# ZITIERTER TEXTAUSZUG
Die ersten Worte der diesjährigen Zusammenkunft in Paris übernahm Jean-Sebastien Pierre, Präsident der AILP, der Freunde, Freidenker, Atheisten, Humanisten aus aller Welt mit großer Freude zu dieser internationalen Konferenz über die Frage der Konkordate willkommen hieß.
Aus den Reihen der Konferenzteilnehmer kamen Redebeiträge zu den länderspezifischen Situationen: Frankreich mit dem klerikalen Ausnahmestatus in Elsass-Lothringen und den Überseegebieten (José Arias), der Verfassung von Korsika aus dem Jahr 1755 (Philippe Guglielmi), den skandinavischen Ländern (Christian Lomsdahlen), zu England (Stephan Evans), Deutschland (Carsten Frerk), Belgien (Yves Eckman), Spanien (Pablo G. Toral), zu Italien (Maria Montello) und Griechenland (Stratoz Kalaitzis) sowie ein Überblick zu den 14 Konkordaten in der EU (Dominique Goussot). Außerdem dem im Libanon (Georges Saad), in den USA (Robert Boston) und Lateinamerika (Elbio Laxalte).

# AUFGABEN
**1)** Gib den Text über die Konkordatskonferenz von „Aus den Reihen“ bis „Lateinamerika (Elbio Laxalte).“, beide Stellen eingeschlossen, wortgetreu wieder.
**2)** Schreibe den Text über die Konkordatskonferenz im Anschluss an seinen letzten Satz weiter.
Die Auflistung wird für die Bearbeitung nicht gebraucht.

[Datensätze zu Elementgrenzen]
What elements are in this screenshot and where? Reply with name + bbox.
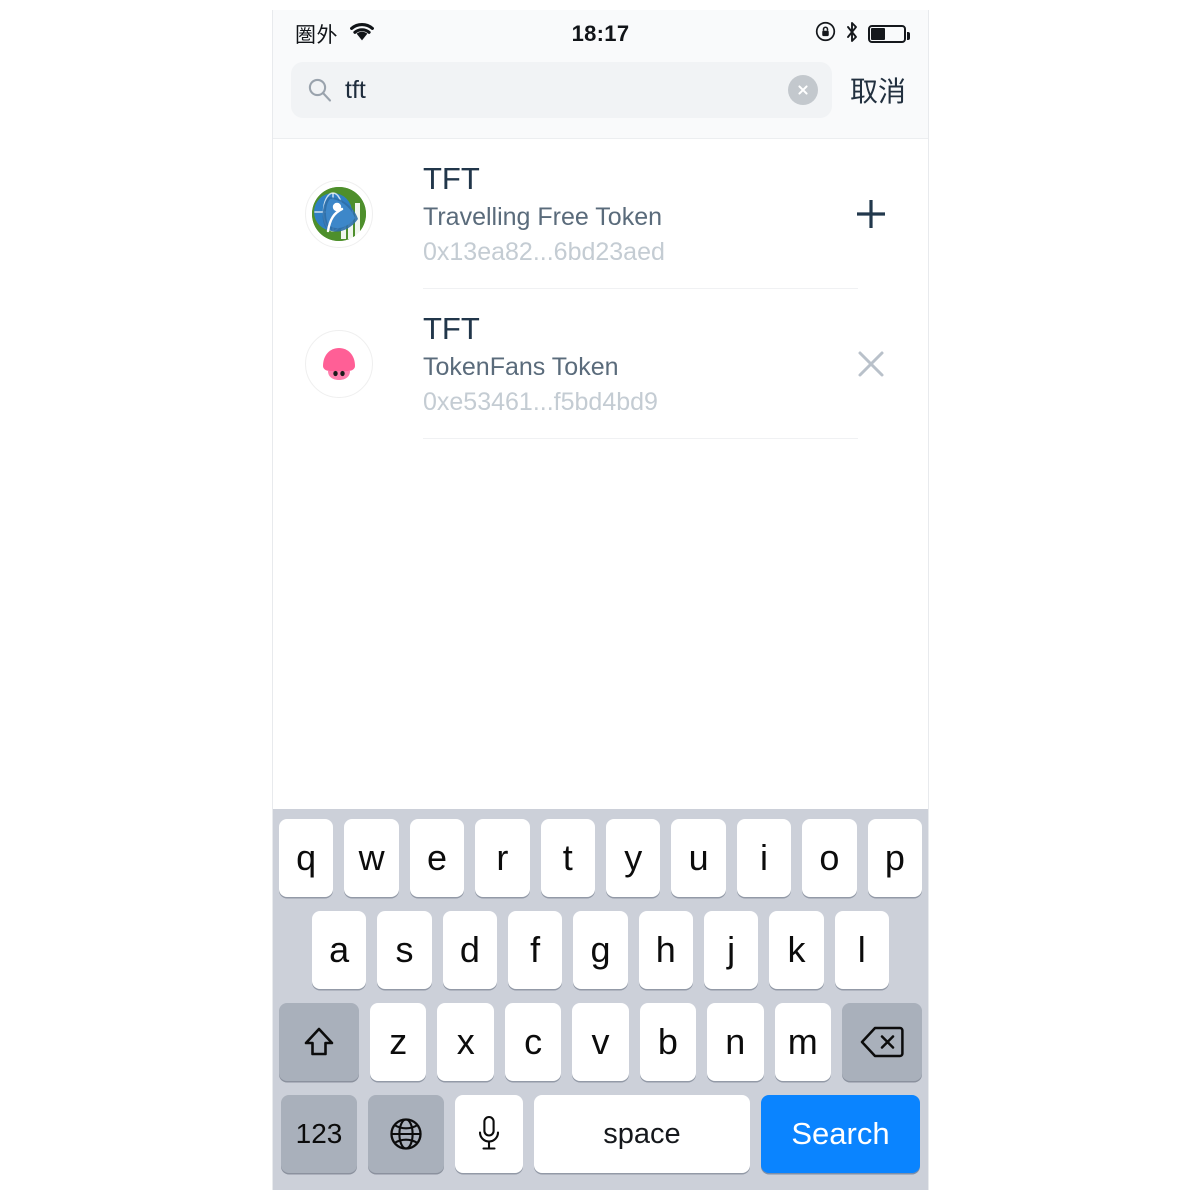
token-name: Travelling Free Token bbox=[423, 202, 663, 231]
status-bar-left: 圏外 bbox=[295, 19, 376, 49]
dictation-key[interactable] bbox=[455, 1095, 523, 1173]
globe-shield-logo-icon bbox=[305, 180, 373, 248]
pink-shell-logo-icon bbox=[305, 330, 373, 398]
token-info: TFT Travelling Free Token 0x13ea82...6bd… bbox=[423, 139, 858, 289]
keyboard-search-key[interactable]: Search bbox=[761, 1095, 920, 1173]
token-address: 0xe53461...f5bd4bd9 bbox=[423, 387, 658, 416]
search-field[interactable]: tft bbox=[291, 62, 832, 118]
key-b[interactable]: b bbox=[639, 1003, 697, 1081]
numbers-key[interactable]: 123 bbox=[281, 1095, 357, 1173]
status-bar-right bbox=[815, 21, 910, 48]
key-o[interactable]: o bbox=[802, 819, 857, 897]
token-name: TokenFans Token bbox=[423, 352, 619, 381]
backspace-key[interactable] bbox=[841, 1003, 923, 1081]
status-bar: 圏外 18:17 bbox=[273, 10, 928, 58]
backspace-icon bbox=[859, 1024, 905, 1060]
add-token-button[interactable] bbox=[836, 179, 906, 249]
key-d[interactable]: d bbox=[442, 911, 497, 989]
token-symbol: TFT bbox=[423, 311, 480, 347]
key-j[interactable]: j bbox=[703, 911, 759, 989]
globe-icon bbox=[387, 1115, 425, 1153]
keyboard-row-1: q w e r t y u i o p bbox=[278, 819, 923, 897]
screenshot-root: 圏外 18:17 tft 取消 TFT Travelling Free Toke… bbox=[0, 0, 1200, 1200]
token-result-row[interactable]: TFT TokenFans Token 0xe53461...f5bd4bd9 bbox=[273, 289, 928, 439]
key-q[interactable]: q bbox=[278, 819, 334, 897]
clear-search-button[interactable] bbox=[787, 75, 818, 105]
space-key[interactable]: space bbox=[534, 1095, 750, 1173]
key-e[interactable]: e bbox=[409, 819, 465, 897]
row-divider bbox=[423, 438, 858, 439]
onscreen-keyboard: q w e r t y u i o p a s d f g h j k l z … bbox=[273, 809, 928, 1190]
key-u[interactable]: u bbox=[671, 819, 726, 897]
key-h[interactable]: h bbox=[638, 911, 693, 989]
key-m[interactable]: m bbox=[774, 1003, 831, 1081]
key-a[interactable]: a bbox=[312, 911, 367, 989]
carrier-label: 圏外 bbox=[295, 24, 338, 47]
key-k[interactable]: k bbox=[769, 911, 824, 989]
remove-token-button[interactable] bbox=[836, 329, 906, 399]
key-i[interactable]: i bbox=[736, 819, 792, 897]
battery-icon bbox=[868, 25, 910, 43]
key-t[interactable]: t bbox=[540, 819, 595, 897]
key-l[interactable]: l bbox=[834, 911, 889, 989]
key-v[interactable]: v bbox=[572, 1003, 629, 1081]
microphone-icon bbox=[476, 1114, 502, 1154]
token-address: 0x13ea82...6bd23aed bbox=[423, 237, 665, 266]
cancel-button[interactable]: 取消 bbox=[846, 70, 910, 110]
keyboard-row-4: 123 space Search bbox=[279, 1095, 922, 1173]
key-f[interactable]: f bbox=[508, 911, 563, 989]
shift-arrow-icon bbox=[299, 1022, 339, 1062]
phone-screen: 圏外 18:17 tft 取消 TFT Travelling Free Toke… bbox=[272, 10, 929, 1190]
key-c[interactable]: c bbox=[504, 1003, 562, 1081]
token-info: TFT TokenFans Token 0xe53461...f5bd4bd9 bbox=[423, 289, 858, 439]
key-n[interactable]: n bbox=[707, 1003, 764, 1081]
search-icon bbox=[307, 77, 333, 103]
rotation-lock-icon bbox=[815, 21, 836, 47]
keyboard-row-2: a s d f g h j k l bbox=[279, 911, 922, 989]
key-r[interactable]: r bbox=[475, 819, 530, 897]
key-g[interactable]: g bbox=[573, 911, 628, 989]
token-result-row[interactable]: TFT Travelling Free Token 0x13ea82...6bd… bbox=[273, 139, 928, 289]
battery-fill bbox=[871, 28, 886, 40]
key-p[interactable]: p bbox=[867, 819, 923, 897]
key-y[interactable]: y bbox=[606, 819, 661, 897]
key-x[interactable]: x bbox=[437, 1003, 494, 1081]
key-w[interactable]: w bbox=[344, 819, 399, 897]
bluetooth-icon bbox=[845, 21, 859, 48]
search-input[interactable]: tft bbox=[345, 77, 776, 103]
keyboard-row-3: z x c v b n m bbox=[278, 1003, 923, 1081]
shift-key[interactable] bbox=[278, 1003, 360, 1081]
search-bar: tft 取消 bbox=[273, 58, 928, 139]
token-symbol: TFT bbox=[423, 161, 480, 197]
key-z[interactable]: z bbox=[370, 1003, 427, 1081]
wifi-icon bbox=[348, 21, 376, 48]
search-results-list: TFT Travelling Free Token 0x13ea82...6bd… bbox=[273, 139, 928, 809]
key-s[interactable]: s bbox=[377, 911, 432, 989]
language-globe-key[interactable] bbox=[368, 1095, 444, 1173]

# LÖSUNGEN
**1)**
Aus den Reihen der Konferenzteilnehmer kamen Redebeiträge zu den länderspezifischen Situationen: Frankreich mit dem klerikalen Ausnahmestatus in Elsass-Lothringen und den Überseegebieten (José Arias), der Verfassung von Korsika aus dem Jahr 1755 (Philippe Guglielmi), den skandinavischen Ländern (Christian Lomsdahlen), zu England (Stephan Evans), Deutschland (Carsten Frerk), Belgien (Yves Eckman), Spanien (Pablo G. Toral), zu Italien (Maria Montello) und Griechenland (Stratoz Kalaitzis) sowie ein Überblick zu den 14 Konkordaten in der EU (Dominique Goussot). Außerdem dem im Libanon (Georges Saad), in den USA (Robert Boston) und Lateinamerika (Elbio Laxalte).

**2)**
Am Freitagabend gab es eine Kundgebung: Per Metro ging es zum Berg von Montmatre, auf dem die weithin sichtbare Basilika Sacré-Cœur de Montmartre ("Basilika vom Heiligsten Herzen in Montmartre") steht. Mit ihrem Bau hatte man 1875 begonnen, nachdem der Aufstand des revolutionären Stadtrats (Pariser Kommune 1871) niedergeschlagen worden war: "Dieses auf einem Hügel liegende, im Jahr 1860 eingemeindete Dorf war nicht nur ein Ort, an dem viele Arbeiter und Künstler ein billiges und wenig frommes Leben führen konnten, auch die den royalistischen Bürgern verhasste Pariser Kommune von 1871 war von diesem Stadtviertel ausgegangen. Bis dahin ein Ort religiöser Indifferenz und sozialistischer Umtriebe sollte er mit dem geplanten Monumentalbau eine neue, national-katholischen Bedeutung bekommen und eine von ganz Paris aus sichtbare Stadtkrone bilden" (zitiert aus Wikipedia).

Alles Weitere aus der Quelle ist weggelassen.